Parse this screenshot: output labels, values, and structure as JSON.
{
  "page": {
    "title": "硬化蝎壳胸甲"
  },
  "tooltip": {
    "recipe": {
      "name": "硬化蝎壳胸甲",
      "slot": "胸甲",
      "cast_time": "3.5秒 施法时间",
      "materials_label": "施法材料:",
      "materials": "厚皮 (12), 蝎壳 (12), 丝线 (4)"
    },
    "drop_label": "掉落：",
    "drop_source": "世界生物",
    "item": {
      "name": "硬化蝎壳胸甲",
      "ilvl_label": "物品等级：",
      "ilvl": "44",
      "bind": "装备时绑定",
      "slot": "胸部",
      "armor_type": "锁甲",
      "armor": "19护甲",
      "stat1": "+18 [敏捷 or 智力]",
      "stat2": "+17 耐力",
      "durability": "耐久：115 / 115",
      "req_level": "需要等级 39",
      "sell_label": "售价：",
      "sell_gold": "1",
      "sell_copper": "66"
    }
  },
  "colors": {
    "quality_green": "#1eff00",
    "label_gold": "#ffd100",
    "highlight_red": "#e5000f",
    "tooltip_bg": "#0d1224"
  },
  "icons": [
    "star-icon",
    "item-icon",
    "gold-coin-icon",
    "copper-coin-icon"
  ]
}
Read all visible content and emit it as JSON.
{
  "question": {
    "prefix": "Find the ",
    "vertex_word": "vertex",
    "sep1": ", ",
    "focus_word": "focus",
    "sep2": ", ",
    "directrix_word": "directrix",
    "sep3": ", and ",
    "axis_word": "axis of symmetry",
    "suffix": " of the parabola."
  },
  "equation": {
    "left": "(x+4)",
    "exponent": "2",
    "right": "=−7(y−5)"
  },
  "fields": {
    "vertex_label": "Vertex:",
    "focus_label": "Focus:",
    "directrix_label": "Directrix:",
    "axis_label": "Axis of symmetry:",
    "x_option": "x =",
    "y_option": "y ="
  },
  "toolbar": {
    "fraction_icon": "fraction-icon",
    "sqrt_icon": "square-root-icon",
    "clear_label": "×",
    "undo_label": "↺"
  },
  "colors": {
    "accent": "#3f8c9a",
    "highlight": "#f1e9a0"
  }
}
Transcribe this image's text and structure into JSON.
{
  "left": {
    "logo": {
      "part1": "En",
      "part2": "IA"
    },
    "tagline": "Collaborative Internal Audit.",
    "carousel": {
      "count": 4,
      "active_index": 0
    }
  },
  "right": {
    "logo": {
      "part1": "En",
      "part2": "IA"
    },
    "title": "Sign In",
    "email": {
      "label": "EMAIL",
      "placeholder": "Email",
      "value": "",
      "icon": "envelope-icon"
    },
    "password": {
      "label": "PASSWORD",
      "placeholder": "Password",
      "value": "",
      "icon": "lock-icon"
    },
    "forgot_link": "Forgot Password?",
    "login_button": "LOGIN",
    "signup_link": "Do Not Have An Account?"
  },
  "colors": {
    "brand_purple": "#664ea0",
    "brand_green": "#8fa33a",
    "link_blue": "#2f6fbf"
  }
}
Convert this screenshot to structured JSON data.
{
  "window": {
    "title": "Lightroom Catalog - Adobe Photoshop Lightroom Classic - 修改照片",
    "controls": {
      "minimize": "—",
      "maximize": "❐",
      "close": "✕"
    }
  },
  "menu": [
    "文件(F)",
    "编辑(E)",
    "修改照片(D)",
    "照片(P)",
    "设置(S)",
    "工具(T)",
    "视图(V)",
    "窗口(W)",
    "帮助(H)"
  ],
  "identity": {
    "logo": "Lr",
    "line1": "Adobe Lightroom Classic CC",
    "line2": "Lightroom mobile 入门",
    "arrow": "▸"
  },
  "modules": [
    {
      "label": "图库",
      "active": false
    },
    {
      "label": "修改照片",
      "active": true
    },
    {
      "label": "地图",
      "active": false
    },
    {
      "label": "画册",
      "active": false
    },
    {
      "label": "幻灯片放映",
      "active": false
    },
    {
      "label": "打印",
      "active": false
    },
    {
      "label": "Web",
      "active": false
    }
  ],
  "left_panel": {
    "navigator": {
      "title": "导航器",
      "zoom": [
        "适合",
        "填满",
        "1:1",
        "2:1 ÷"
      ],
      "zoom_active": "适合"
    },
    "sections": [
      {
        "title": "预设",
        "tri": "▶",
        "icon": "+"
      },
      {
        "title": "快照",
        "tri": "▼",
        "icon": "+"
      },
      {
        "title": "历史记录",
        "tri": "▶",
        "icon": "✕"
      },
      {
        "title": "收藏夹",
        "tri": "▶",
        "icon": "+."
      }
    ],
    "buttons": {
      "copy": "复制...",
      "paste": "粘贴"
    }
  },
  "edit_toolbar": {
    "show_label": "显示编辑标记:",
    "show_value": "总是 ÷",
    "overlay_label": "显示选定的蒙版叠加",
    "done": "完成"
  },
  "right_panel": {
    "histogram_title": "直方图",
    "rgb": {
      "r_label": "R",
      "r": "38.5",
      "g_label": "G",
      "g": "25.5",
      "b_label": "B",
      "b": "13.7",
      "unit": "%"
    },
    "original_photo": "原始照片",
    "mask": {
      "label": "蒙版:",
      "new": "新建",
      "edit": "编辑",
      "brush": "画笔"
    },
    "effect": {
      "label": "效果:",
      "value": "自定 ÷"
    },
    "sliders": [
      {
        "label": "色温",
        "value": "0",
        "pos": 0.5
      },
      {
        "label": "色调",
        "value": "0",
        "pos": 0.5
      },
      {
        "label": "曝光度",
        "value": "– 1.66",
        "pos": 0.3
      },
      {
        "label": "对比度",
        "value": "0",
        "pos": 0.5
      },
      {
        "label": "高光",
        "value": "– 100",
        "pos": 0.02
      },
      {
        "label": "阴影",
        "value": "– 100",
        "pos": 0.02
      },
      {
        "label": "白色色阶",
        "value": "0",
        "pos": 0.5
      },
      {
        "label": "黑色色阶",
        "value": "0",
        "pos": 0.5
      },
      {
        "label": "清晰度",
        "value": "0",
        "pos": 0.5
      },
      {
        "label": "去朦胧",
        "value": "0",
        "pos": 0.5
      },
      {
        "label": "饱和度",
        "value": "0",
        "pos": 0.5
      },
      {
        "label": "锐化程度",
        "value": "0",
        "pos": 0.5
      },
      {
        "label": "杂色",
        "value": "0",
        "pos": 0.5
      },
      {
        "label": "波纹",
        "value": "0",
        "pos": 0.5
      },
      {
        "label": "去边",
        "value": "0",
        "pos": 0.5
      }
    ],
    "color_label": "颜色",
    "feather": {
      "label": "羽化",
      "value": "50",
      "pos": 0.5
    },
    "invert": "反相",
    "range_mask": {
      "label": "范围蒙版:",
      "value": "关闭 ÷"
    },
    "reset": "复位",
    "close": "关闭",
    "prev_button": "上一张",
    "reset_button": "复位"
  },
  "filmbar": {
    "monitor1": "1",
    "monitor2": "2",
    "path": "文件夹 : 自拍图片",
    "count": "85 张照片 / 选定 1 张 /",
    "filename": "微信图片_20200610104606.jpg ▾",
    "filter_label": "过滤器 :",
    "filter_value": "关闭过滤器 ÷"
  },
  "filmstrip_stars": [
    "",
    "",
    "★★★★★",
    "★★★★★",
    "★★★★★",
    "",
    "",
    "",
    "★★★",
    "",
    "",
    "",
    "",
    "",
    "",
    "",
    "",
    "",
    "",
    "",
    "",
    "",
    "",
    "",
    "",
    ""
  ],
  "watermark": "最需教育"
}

# # # #

■ DO THIS
Reproduce the material above exactly; please quote every line of it.

■ FINAL RESULT
Parse this screenshot: output labels, values, and structure as JSON.
{
  "page": {
    "title": "硬化蝎壳胸甲"
  },
  "tooltip": {
    "recipe": {
      "name": "硬化蝎壳胸甲",
      "slot": "胸甲",
      "cast_time": "3.5秒 施法时间",
      "materials_label": "施法材料:",
      "materials": "厚皮 (12), 蝎壳 (12), 丝线 (4)"
    },
    "drop_label": "掉落：",
    "drop_source": "世界生物",
    "item": {
      "name": "硬化蝎壳胸甲",
      "ilvl_label": "物品等级：",
      "ilvl": "44",
      "bind": "装备时绑定",
      "slot": "胸部",
      "armor_type": "锁甲",
      "armor": "19护甲",
      "stat1": "+18 [敏捷 or 智力]",
      "stat2": "+17 耐力",
      "durability": "耐久：115 / 115",
      "req_level": "需要等级 39",
      "sell_label": "售价：",
      "sell_gold": "1",
      "sell_copper": "66"
    }
  },
  "colors": {
    "quality_green": "#1eff00",
    "label_gold": "#ffd100",
    "highlight_red": "#e5000f",
    "tooltip_bg": "#0d1224"
  },
  "icons": [
    "star-icon",
    "item-icon",
    "gold-coin-icon",
    "copper-coin-icon"
  ]
}
Read all visible content and emit it as JSON.
{
  "question": {
    "prefix": "Find the ",
    "vertex_word": "vertex",
    "sep1": ", ",
    "focus_word": "focus",
    "sep2": ", ",
    "directrix_word": "directrix",
    "sep3": ", and ",
    "axis_word": "axis of symmetry",
    "suffix": " of the parabola."
  },
  "equation": {
    "left": "(x+4)",
    "exponent": "2",
    "right": "=−7(y−5)"
  },
  "fields": {
    "vertex_label": "Vertex:",
    "focus_label": "Focus:",
    "directrix_label": "Directrix:",
    "axis_label": "Axis of symmetry:",
    "x_option": "x =",
    "y_option": "y ="
  },
  "toolbar": {
    "fraction_icon": "fraction-icon",
    "sqrt_icon": "square-root-icon",
    "clear_label": "×",
    "undo_label": "↺"
  },
  "colors": {
    "accent": "#3f8c9a",
    "highlight": "#f1e9a0"
  }
}
Transcribe this image's text and structure into JSON.
{
  "left": {
    "logo": {
      "part1": "En",
      "part2": "IA"
    },
    "tagline": "Collaborative Internal Audit.",
    "carousel": {
      "count": 4,
      "active_index": 0
    }
  },
  "right": {
    "logo": {
      "part1": "En",
      "part2": "IA"
    },
    "title": "Sign In",
    "email": {
      "label": "EMAIL",
      "placeholder": "Email",
      "value": "",
      "icon": "envelope-icon"
    },
    "password": {
      "label": "PASSWORD",
      "placeholder": "Password",
      "value": "",
      "icon": "lock-icon"
    },
    "forgot_link": "Forgot Password?",
    "login_button": "LOGIN",
    "signup_link": "Do Not Have An Account?"
  },
  "colors": {
    "brand_purple": "#664ea0",
    "brand_green": "#8fa33a",
    "link_blue": "#2f6fbf"
  }
}
Convert this screenshot to structured JSON data.
{
  "window": {
    "title": "Lightroom Catalog - Adobe Photoshop Lightroom Classic - 修改照片",
    "controls": {
      "minimize": "—",
      "maximize": "❐",
      "close": "✕"
    }
  },
  "menu": [
    "文件(F)",
    "编辑(E)",
    "修改照片(D)",
    "照片(P)",
    "设置(S)",
    "工具(T)",
    "视图(V)",
    "窗口(W)",
    "帮助(H)"
  ],
  "identity": {
    "logo": "Lr",
    "line1": "Adobe Lightroom Classic CC",
    "line2": "Lightroom mobile 入门",
    "arrow": "▸"
  },
  "modules": [
    {
      "label": "图库",
      "active": false
    },
    {
      "label": "修改照片",
      "active": true
    },
    {
      "label": "地图",
      "active": false
    },
    {
      "label": "画册",
      "active": false
    },
    {
      "label": "幻灯片放映",
      "active": false
    },
    {
      "label": "打印",
      "active": false
    },
    {
      "label": "Web",
      "active": false
    }
  ],
  "left_panel": {
    "navigator": {
      "title": "导航器",
      "zoom": [
        "适合",
        "填满",
        "1:1",
        "2:1 ÷"
      ],
      "zoom_active": "适合"
    },
    "sections": [
      {
        "title": "预设",
        "tri": "▶",
        "icon": "+"
      },
      {
        "title": "快照",
        "tri": "▼",
        "icon": "+"
      },
      {
        "title": "历史记录",
        "tri": "▶",
        "icon": "✕"
      },
      {
        "title": "收藏夹",
        "tri": "▶",
        "icon": "+."
      }
    ],
    "buttons": {
      "copy": "复制...",
      "paste": "粘贴"
    }
  },
  "edit_toolbar": {
    "show_label": "显示编辑标记:",
    "show_value": "总是 ÷",
    "overlay_label": "显示选定的蒙版叠加",
    "done": "完成"
  },
  "right_panel": {
    "histogram_title": "直方图",
    "rgb": {
      "r_label": "R",
      "r": "38.5",
      "g_label": "G",
      "g": "25.5",
      "b_label": "B",
      "b": "13.7",
      "unit": "%"
    },
    "original_photo": "原始照片",
    "mask": {
      "label": "蒙版:",
      "new": "新建",
      "edit": "编辑",
      "brush": "画笔"
    },
    "effect": {
      "label": "效果:",
      "value": "自定 ÷"
    },
    "sliders": [
      {
        "label": "色温",
        "value": "0",
        "pos": 0.5
      },
      {
        "label": "色调",
        "value": "0",
        "pos": 0.5
      },
      {
        "label": "曝光度",
        "value": "– 1.66",
        "pos": 0.3
      },
      {
        "label": "对比度",
        "value": "0",
        "pos": 0.5
      },
      {
        "label": "高光",
        "value": "– 100",
        "pos": 0.02
      },
      {
        "label": "阴影",
        "value": "– 100",
        "pos": 0.02
      },
      {
        "label": "白色色阶",
        "value": "0",
        "pos": 0.5
      },
      {
        "label": "黑色色阶",
        "value": "0",
        "pos": 0.5
      },
      {
        "label": "清晰度",
        "value": "0",
        "pos": 0.5
      },
      {
        "label": "去朦胧",
        "value": "0",
        "pos": 0.5
      },
      {
        "label": "饱和度",
        "value": "0",
        "pos": 0.5
      },
      {
        "label": "锐化程度",
        "value": "0",
        "pos": 0.5
      },
      {
        "label": "杂色",
        "value": "0",
        "pos": 0.5
      },
      {
        "label": "波纹",
        "value": "0",
        "pos": 0.5
      },
      {
        "label": "去边",
        "value": "0",
        "pos": 0.5
      }
    ],
    "color_label": "颜色",
    "feather": {
      "label": "羽化",
      "value": "50",
      "pos": 0.5
    },
    "invert": "反相",
    "range_mask": {
      "label": "范围蒙版:",
      "value": "关闭 ÷"
    },
    "reset": "复位",
    "close": "关闭",
    "prev_button": "上一张",
    "reset_button": "复位"
  },
  "filmbar": {
    "monitor1": "1",
    "monitor2": "2",
    "path": "文件夹 : 自拍图片",
    "count": "85 张照片 / 选定 1 张 /",
    "filename": "微信图片_20200610104606.jpg ▾",
    "filter_label": "过滤器 :",
    "filter_value": "关闭过滤器 ÷"
  },
  "filmstrip_stars": [
    "",
    "",
    "★★★★★",
    "★★★★★",
    "★★★★★",
    "",
    "",
    "",
    "★★★",
    "",
    "",
    "",
    "",
    "",
    "",
    "",
    "",
    "",
    "",
    "",
    "",
    "",
    "",
    "",
    "",
    ""
  ],
  "watermark": "最需教育"
}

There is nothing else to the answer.